**Exercise material**

** Begin **

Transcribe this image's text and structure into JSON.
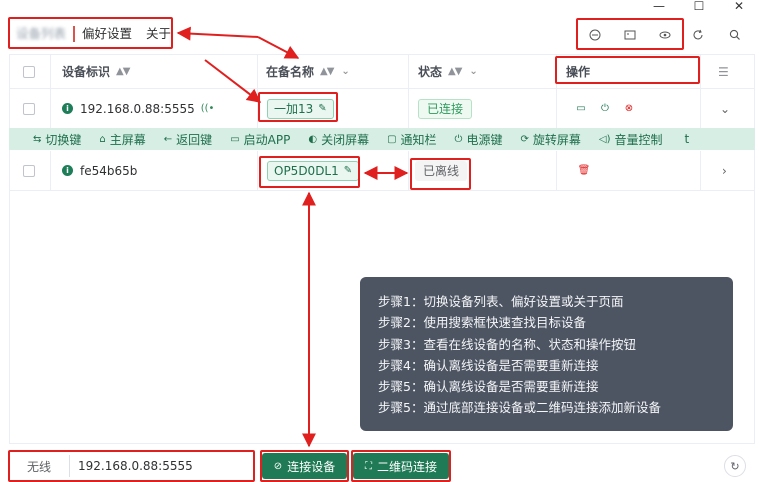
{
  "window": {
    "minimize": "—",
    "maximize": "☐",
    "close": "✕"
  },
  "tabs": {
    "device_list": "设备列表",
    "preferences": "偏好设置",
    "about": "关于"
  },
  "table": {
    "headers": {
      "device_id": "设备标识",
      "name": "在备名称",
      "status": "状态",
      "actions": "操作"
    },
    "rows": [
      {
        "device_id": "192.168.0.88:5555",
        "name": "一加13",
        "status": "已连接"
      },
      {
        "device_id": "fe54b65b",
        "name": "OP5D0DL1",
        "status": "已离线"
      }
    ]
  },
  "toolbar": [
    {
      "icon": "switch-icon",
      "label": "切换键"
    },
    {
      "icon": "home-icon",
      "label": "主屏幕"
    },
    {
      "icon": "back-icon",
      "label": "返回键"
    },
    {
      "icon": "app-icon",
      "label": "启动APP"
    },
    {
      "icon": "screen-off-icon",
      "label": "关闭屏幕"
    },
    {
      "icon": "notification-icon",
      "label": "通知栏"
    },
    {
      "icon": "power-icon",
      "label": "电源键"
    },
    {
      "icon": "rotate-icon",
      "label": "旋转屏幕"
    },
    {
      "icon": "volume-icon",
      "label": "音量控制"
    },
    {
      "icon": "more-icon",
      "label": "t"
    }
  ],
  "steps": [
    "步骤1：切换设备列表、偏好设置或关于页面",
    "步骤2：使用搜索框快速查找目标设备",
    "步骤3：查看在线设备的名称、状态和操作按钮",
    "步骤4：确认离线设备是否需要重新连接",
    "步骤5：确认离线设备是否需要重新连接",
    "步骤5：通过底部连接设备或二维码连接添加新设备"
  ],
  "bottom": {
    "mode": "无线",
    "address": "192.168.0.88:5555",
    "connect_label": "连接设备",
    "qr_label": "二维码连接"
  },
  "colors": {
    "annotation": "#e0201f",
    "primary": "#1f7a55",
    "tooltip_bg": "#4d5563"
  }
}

** End **
** Begin **

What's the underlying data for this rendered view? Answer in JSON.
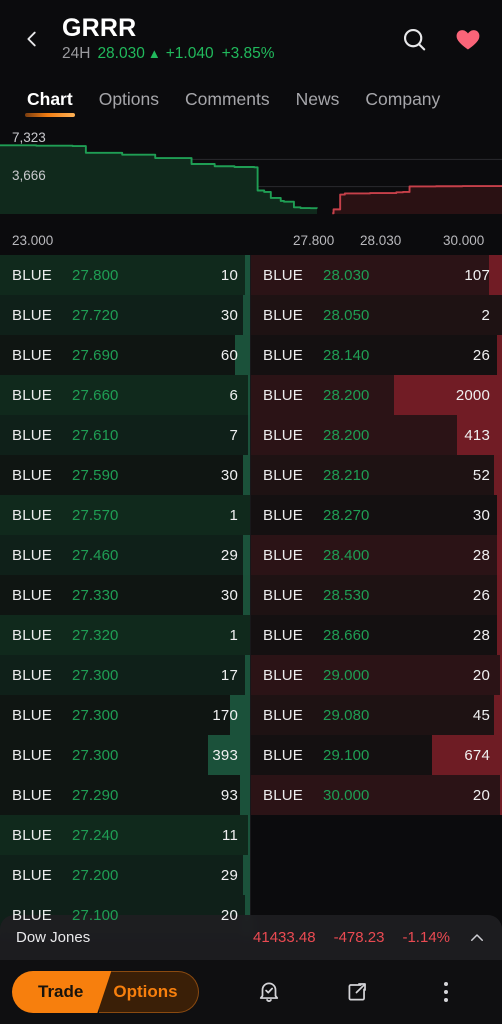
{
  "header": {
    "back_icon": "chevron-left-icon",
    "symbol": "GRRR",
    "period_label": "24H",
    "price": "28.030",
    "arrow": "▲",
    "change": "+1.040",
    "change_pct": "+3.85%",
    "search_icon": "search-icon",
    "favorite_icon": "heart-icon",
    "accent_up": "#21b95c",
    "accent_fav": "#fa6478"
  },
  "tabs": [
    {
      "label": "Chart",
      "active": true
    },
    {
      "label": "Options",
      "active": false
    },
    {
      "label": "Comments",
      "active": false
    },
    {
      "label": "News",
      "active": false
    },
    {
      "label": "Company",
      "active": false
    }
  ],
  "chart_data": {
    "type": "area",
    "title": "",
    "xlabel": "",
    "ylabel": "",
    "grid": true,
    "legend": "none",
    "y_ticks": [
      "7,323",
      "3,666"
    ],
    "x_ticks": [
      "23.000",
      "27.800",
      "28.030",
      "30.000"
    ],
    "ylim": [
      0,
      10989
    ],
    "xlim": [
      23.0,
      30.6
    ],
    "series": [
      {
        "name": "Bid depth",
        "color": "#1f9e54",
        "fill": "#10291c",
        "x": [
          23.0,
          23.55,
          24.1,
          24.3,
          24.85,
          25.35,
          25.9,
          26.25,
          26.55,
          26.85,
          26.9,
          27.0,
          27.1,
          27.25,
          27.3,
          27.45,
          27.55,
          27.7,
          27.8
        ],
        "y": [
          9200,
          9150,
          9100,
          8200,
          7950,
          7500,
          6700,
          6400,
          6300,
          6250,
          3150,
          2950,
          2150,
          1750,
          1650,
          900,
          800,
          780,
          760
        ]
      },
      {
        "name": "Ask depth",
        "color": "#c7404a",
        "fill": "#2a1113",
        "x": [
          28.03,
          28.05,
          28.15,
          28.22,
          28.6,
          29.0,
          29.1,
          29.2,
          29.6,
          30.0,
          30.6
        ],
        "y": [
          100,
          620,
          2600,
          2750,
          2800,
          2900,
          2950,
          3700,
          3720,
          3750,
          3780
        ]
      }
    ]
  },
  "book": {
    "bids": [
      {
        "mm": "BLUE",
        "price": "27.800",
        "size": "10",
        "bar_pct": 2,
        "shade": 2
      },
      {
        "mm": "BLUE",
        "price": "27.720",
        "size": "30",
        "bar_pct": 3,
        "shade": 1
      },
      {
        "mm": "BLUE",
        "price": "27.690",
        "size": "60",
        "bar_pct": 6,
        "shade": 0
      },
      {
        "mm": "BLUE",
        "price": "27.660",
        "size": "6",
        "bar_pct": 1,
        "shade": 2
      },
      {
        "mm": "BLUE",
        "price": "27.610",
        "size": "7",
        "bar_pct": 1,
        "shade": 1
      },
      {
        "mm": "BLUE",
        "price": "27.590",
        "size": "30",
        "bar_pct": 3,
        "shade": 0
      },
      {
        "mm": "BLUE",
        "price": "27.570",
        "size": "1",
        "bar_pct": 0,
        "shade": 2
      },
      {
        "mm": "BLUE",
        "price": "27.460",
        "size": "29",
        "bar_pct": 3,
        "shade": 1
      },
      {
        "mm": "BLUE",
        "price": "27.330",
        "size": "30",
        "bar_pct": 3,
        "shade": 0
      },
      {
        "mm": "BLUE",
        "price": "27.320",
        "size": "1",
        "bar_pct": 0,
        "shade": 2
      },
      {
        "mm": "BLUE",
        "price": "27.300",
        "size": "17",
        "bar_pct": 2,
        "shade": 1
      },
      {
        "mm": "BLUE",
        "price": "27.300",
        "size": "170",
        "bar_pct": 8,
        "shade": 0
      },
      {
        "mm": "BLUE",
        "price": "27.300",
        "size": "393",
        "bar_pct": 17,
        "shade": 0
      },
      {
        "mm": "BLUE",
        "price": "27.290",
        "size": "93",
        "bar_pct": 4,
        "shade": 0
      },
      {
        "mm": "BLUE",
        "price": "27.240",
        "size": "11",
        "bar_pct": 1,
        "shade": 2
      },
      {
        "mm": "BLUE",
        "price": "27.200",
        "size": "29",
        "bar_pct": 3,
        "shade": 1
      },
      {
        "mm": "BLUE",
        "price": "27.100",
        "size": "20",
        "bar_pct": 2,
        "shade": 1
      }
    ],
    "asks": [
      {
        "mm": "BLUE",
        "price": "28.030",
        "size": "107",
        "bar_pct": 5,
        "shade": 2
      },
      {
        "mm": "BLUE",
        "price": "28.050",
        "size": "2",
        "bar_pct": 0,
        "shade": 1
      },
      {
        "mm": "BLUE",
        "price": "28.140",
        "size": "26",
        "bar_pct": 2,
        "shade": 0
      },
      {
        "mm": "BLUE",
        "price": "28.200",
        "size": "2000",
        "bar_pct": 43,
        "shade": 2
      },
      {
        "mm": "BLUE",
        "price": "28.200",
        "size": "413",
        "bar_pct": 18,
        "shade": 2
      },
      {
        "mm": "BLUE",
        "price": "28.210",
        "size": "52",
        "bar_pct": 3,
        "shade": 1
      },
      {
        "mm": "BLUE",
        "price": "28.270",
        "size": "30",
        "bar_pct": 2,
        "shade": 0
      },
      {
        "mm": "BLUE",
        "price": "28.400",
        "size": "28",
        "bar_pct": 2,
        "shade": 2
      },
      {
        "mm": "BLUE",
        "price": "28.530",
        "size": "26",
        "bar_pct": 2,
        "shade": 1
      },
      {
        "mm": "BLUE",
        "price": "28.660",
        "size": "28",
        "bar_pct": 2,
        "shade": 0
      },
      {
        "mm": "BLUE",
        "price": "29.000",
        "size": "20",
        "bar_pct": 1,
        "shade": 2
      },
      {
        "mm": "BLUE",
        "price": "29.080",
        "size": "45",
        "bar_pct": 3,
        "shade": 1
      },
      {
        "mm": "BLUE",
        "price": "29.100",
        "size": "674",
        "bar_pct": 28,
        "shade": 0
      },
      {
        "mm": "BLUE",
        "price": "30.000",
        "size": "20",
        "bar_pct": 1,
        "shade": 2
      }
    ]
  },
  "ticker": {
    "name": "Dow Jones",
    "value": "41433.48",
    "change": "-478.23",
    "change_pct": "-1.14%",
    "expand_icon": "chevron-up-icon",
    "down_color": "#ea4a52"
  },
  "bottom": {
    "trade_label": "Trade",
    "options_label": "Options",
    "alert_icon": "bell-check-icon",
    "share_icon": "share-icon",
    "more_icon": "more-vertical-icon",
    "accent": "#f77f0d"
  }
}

** End **

**Task goal**
Copy each line of the data that contains the word "JSON".

**Written solution**
Transcribe this image's text and structure into JSON.
What's the underlying data for this rendered view? Answer in JSON.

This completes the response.